### Extracted text:
Having just completed a major public artwork for Arte Magra, from the Opaque, curated by Domenico de Clario and Mary Knights through the Australian Experimental Art Foundation in Adelaide, Lumb shared with me how she engages with spaces. “I am more interested in public interventions.” Lumb told me about how in Arte Magra she had spent days painting bubble-gum on the pavement of Hindley Street in Adelaide cities most seedy area. As if restoring the bubble-gum to its original vibrant glory in bright shades of pink, purple, green, blue and orange.

Lumb’s steadiness and installation, I admit, instantly threw me into a rollercoaster of thoughts. At first, I was not able to clearly read the significance of the work she had just completed for Constance ARI. As her work requires time and distance to truly come to terms with its broad and profound significance.

As an artist and curator myself, it took me time to realise that viewing With bright and shiny stars in my eyes had unlocked a personal urgency to reconsider the relationship between the artist and space, and the curator and viewer. Lumb’s work seems to consider everyone’s viewing experience as individual. Her practice is about an artistic gesture that slowly and gently draws the viewer into a deep spatial experience with unseen aspects of the world around us. The floorsheet accompanying the exhibition suggesting where to look and what to look for, listing: “glitter glue and cardboard filling ground and ceiling craters (gallery, car park and toilets)”. The viewing experience of With bright and shiny stars in my eyes takes you on a journey. The result is a silent and poetic show.

By filling the holes of the Main Space of Constance ARI’s floor and ceiling with blue glitter paint and cardboard, the artist not only redeems the history of the building but also urges the viewer to look for the unseen. This act of looking closely at the ground and at the ceiling is not a common gallery viewing experience and catches the viewer off-guard. By drawing your focus to the holes or remains left behind from years past, Lumb’s work also acts to highlights the present. As Lumb put it: “The imperfections and history in public spaces are usually left as they are. The perfect white wall of a gallery space can be terrifying! And their perfection doesn’t give me enough material to work with”.  Her work is almost a return or homage to minimalism: a conscious look at contemporary and social activism yet silent and poetic. Her work draws the viewer’s eyes to search for her work and see the world with a new perspective (perhaps with bright and shiny eyes in ones eyes?).

### Information provided:
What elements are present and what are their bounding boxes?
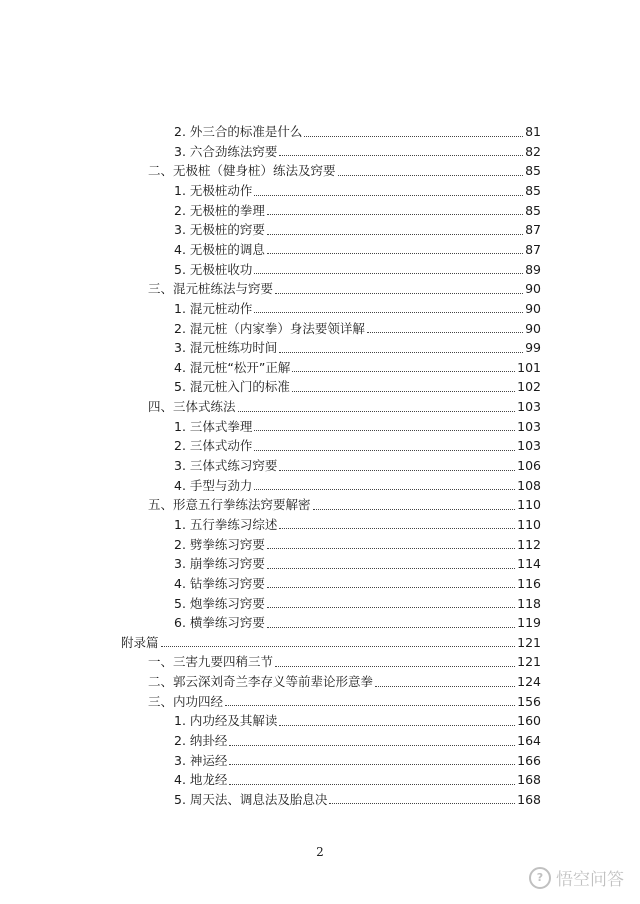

### Problem to work on:
Carry on the review of Lumb's glitter-and-cardboard installation from the point where it stops, picking up right after its last sentence.

### Result:
Throughout the first five years of her practice, Lumb has spent much time living and working with other cultures around the world. During her studies she undertook a student exchange to San Diego, in 2010 she participated in a six week residency in China and recently she has returned from twelve months in Ulaanbaatar as an Australian Young Ambassador for Development with the Arts Council of Mongolia. Now she is involved in a roaming art space called Tarpspace [http://tarpspace.com]. I wonder: is it the need for the artist to extend her surroundings? Or the need to look at different spaces? Or maybe the need to get away from todays man-made society?

Lumb’s overall arts practice seems to draw attention to the necessity to look closely at our everyday surroundings. As I have discovered by writing about this work a wider view comes hand in hand with a closer look. It was also highlighted to me that the arts need to be constantly restored and to be considered in the “here and now” knowing that “yesterday” may also have left remains behind, remains that might still need to be taken into consideration.

By using materials that are easily accessible (a trait that she might of picked up from her traveling?) it is obvious that the artists’ concerns are not material or consumer minded. Her real materials are her eyes – and this way of looking at the world around her. Her work is a process that not only considers a space but is also conscious of time. Along with this line of thinking, I can now see why her installation sent me into a rollercoaster of thoughts, and made me connect with what was then happening around me at the time.

With bright and shiny stars in my eyes resonates well with the current return to conceptual art making. It is almost as if conceptualism has not yet been fully explored and understood. Maybe this is because it hasn’t yet found a way to connect to the real sensations of our human world. Is this why we are still seeing much of Bruce Neuman’s work around the world but not really hearing his message “think think think”? Is it that we have not yet found a way to engage the conceptual with our contemporary world? Maybe we are still learning that the ultimate role of all experimental art is to contribute to the way in which we engage with the world around us.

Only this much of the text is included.